(Records)
◇ ◇ ◇

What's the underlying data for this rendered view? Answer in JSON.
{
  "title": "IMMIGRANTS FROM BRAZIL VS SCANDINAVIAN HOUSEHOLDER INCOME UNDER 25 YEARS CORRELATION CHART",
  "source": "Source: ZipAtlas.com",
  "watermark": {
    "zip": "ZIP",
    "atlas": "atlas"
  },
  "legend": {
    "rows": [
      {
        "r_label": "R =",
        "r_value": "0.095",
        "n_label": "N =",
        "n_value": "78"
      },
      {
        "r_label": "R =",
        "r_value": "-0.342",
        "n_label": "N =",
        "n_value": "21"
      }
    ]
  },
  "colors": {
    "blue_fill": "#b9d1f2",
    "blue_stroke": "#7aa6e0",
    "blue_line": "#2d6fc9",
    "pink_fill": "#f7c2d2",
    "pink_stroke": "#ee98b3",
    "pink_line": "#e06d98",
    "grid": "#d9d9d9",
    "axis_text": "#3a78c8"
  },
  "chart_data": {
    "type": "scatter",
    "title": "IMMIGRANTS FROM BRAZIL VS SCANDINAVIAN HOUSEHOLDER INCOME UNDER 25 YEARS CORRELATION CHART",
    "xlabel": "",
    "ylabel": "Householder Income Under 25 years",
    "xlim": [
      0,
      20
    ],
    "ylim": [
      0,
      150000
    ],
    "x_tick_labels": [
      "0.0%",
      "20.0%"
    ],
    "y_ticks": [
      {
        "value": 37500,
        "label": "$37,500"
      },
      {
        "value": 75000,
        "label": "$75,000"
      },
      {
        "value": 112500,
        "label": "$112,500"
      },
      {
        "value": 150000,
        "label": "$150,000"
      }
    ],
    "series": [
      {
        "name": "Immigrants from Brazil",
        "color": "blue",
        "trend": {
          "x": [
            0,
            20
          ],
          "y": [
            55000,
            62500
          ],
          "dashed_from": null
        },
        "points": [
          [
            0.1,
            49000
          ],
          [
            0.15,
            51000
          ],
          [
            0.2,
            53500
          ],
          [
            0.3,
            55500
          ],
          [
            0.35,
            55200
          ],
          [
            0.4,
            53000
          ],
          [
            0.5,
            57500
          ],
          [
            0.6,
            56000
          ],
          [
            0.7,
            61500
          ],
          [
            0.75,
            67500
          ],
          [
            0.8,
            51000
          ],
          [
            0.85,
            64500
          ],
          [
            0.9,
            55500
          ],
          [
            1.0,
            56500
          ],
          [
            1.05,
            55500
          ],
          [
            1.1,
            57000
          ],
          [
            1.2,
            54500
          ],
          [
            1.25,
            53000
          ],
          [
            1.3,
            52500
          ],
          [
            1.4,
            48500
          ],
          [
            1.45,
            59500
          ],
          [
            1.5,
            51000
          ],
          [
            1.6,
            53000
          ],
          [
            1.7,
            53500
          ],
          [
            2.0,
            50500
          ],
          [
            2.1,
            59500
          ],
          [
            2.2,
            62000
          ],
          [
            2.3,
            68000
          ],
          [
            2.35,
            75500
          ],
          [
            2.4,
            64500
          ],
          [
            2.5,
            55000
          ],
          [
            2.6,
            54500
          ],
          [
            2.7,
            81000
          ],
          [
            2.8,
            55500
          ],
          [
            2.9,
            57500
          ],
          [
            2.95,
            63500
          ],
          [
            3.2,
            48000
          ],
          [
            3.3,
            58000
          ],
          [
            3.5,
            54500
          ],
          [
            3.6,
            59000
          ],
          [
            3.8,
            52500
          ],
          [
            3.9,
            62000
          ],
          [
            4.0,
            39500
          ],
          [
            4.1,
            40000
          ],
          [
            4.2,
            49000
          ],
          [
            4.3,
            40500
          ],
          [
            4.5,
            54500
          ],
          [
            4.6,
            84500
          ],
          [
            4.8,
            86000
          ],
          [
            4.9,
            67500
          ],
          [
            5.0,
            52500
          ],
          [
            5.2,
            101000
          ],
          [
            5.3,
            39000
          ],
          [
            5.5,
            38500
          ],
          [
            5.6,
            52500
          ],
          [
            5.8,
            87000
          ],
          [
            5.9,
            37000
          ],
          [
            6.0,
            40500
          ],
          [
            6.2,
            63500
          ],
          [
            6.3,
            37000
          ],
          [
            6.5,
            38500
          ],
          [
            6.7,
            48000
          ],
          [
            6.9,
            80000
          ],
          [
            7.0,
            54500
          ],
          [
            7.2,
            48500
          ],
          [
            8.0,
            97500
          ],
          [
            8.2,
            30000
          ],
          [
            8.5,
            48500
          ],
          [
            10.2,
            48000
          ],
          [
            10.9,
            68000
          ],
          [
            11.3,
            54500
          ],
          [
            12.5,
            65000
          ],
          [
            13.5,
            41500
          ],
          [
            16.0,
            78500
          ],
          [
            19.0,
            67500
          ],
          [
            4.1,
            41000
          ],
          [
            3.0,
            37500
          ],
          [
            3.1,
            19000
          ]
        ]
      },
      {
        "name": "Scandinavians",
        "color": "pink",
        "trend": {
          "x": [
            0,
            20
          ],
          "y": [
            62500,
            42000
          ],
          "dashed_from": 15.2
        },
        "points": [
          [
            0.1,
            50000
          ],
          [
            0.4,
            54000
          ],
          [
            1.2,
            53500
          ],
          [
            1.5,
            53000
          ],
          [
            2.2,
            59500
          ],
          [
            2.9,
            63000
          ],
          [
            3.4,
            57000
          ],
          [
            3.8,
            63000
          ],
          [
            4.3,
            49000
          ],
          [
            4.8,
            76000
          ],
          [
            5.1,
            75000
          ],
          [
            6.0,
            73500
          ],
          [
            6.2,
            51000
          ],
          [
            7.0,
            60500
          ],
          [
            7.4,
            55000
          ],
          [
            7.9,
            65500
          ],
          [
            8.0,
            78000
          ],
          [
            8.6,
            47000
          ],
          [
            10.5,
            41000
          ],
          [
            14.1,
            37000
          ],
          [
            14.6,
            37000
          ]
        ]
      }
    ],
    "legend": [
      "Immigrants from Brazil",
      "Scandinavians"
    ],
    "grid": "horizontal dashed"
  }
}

◇ ◇ ◇

▶ _OBJECTIVE_
Write out every entry again exactly, please, with nothing missing.

▶ _OUTPUT BELOW_
What's the underlying data for this rendered view? Answer in JSON.
{
  "title": "IMMIGRANTS FROM BRAZIL VS SCANDINAVIAN HOUSEHOLDER INCOME UNDER 25 YEARS CORRELATION CHART",
  "source": "Source: ZipAtlas.com",
  "watermark": {
    "zip": "ZIP",
    "atlas": "atlas"
  },
  "legend": {
    "rows": [
      {
        "r_label": "R =",
        "r_value": "0.095",
        "n_label": "N =",
        "n_value": "78"
      },
      {
        "r_label": "R =",
        "r_value": "-0.342",
        "n_label": "N =",
        "n_value": "21"
      }
    ]
  },
  "colors": {
    "blue_fill": "#b9d1f2",
    "blue_stroke": "#7aa6e0",
    "blue_line": "#2d6fc9",
    "pink_fill": "#f7c2d2",
    "pink_stroke": "#ee98b3",
    "pink_line": "#e06d98",
    "grid": "#d9d9d9",
    "axis_text": "#3a78c8"
  },
  "chart_data": {
    "type": "scatter",
    "title": "IMMIGRANTS FROM BRAZIL VS SCANDINAVIAN HOUSEHOLDER INCOME UNDER 25 YEARS CORRELATION CHART",
    "xlabel": "",
    "ylabel": "Householder Income Under 25 years",
    "xlim": [
      0,
      20
    ],
    "ylim": [
      0,
      150000
    ],
    "x_tick_labels": [
      "0.0%",
      "20.0%"
    ],
    "y_ticks": [
      {
        "value": 37500,
        "label": "$37,500"
      },
      {
        "value": 75000,
        "label": "$75,000"
      },
      {
        "value": 112500,
        "label": "$112,500"
      },
      {
        "value": 150000,
        "label": "$150,000"
      }
    ],
    "series": [
      {
        "name": "Immigrants from Brazil",
        "color": "blue",
        "trend": {
          "x": [
            0,
            20
          ],
          "y": [
            55000,
            62500
          ],
          "dashed_from": null
        },
        "points": [
          [
            0.1,
            49000
          ],
          [
            0.15,
            51000
          ],
          [
            0.2,
            53500
          ],
          [
            0.3,
            55500
          ],
          [
            0.35,
            55200
          ],
          [
            0.4,
            53000
          ],
          [
            0.5,
            57500
          ],
          [
            0.6,
            56000
          ],
          [
            0.7,
            61500
          ],
          [
            0.75,
            67500
          ],
          [
            0.8,
            51000
          ],
          [
            0.85,
            64500
          ],
          [
            0.9,
            55500
          ],
          [
            1.0,
            56500
          ],
          [
            1.05,
            55500
          ],
          [
            1.1,
            57000
          ],
          [
            1.2,
            54500
          ],
          [
            1.25,
            53000
          ],
          [
            1.3,
            52500
          ],
          [
            1.4,
            48500
          ],
          [
            1.45,
            59500
          ],
          [
            1.5,
            51000
          ],
          [
            1.6,
            53000
          ],
          [
            1.7,
            53500
          ],
          [
            2.0,
            50500
          ],
          [
            2.1,
            59500
          ],
          [
            2.2,
            62000
          ],
          [
            2.3,
            68000
          ],
          [
            2.35,
            75500
          ],
          [
            2.4,
            64500
          ],
          [
            2.5,
            55000
          ],
          [
            2.6,
            54500
          ],
          [
            2.7,
            81000
          ],
          [
            2.8,
            55500
          ],
          [
            2.9,
            57500
          ],
          [
            2.95,
            63500
          ],
          [
            3.2,
            48000
          ],
          [
            3.3,
            58000
          ],
          [
            3.5,
            54500
          ],
          [
            3.6,
            59000
          ],
          [
            3.8,
            52500
          ],
          [
            3.9,
            62000
          ],
          [
            4.0,
            39500
          ],
          [
            4.1,
            40000
          ],
          [
            4.2,
            49000
          ],
          [
            4.3,
            40500
          ],
          [
            4.5,
            54500
          ],
          [
            4.6,
            84500
          ],
          [
            4.8,
            86000
          ],
          [
            4.9,
            67500
          ],
          [
            5.0,
            52500
          ],
          [
            5.2,
            101000
          ],
          [
            5.3,
            39000
          ],
          [
            5.5,
            38500
          ],
          [
            5.6,
            52500
          ],
          [
            5.8,
            87000
          ],
          [
            5.9,
            37000
          ],
          [
            6.0,
            40500
          ],
          [
            6.2,
            63500
          ],
          [
            6.3,
            37000
          ],
          [
            6.5,
            38500
          ],
          [
            6.7,
            48000
          ],
          [
            6.9,
            80000
          ],
          [
            7.0,
            54500
          ],
          [
            7.2,
            48500
          ],
          [
            8.0,
            97500
          ],
          [
            8.2,
            30000
          ],
          [
            8.5,
            48500
          ],
          [
            10.2,
            48000
          ],
          [
            10.9,
            68000
          ],
          [
            11.3,
            54500
          ],
          [
            12.5,
            65000
          ],
          [
            13.5,
            41500
          ],
          [
            16.0,
            78500
          ],
          [
            19.0,
            67500
          ],
          [
            4.1,
            41000
          ],
          [
            3.0,
            37500
          ],
          [
            3.1,
            19000
          ]
        ]
      },
      {
        "name": "Scandinavians",
        "color": "pink",
        "trend": {
          "x": [
            0,
            20
          ],
          "y": [
            62500,
            42000
          ],
          "dashed_from": 15.2
        },
        "points": [
          [
            0.1,
            50000
          ],
          [
            0.4,
            54000
          ],
          [
            1.2,
            53500
          ],
          [
            1.5,
            53000
          ],
          [
            2.2,
            59500
          ],
          [
            2.9,
            63000
          ],
          [
            3.4,
            57000
          ],
          [
            3.8,
            63000
          ],
          [
            4.3,
            49000
          ],
          [
            4.8,
            76000
          ],
          [
            5.1,
            75000
          ],
          [
            6.0,
            73500
          ],
          [
            6.2,
            51000
          ],
          [
            7.0,
            60500
          ],
          [
            7.4,
            55000
          ],
          [
            7.9,
            65500
          ],
          [
            8.0,
            78000
          ],
          [
            8.6,
            47000
          ],
          [
            10.5,
            41000
          ],
          [
            14.1,
            37000
          ],
          [
            14.6,
            37000
          ]
        ]
      }
    ],
    "legend": [
      "Immigrants from Brazil",
      "Scandinavians"
    ],
    "grid": "horizontal dashed"
  }
}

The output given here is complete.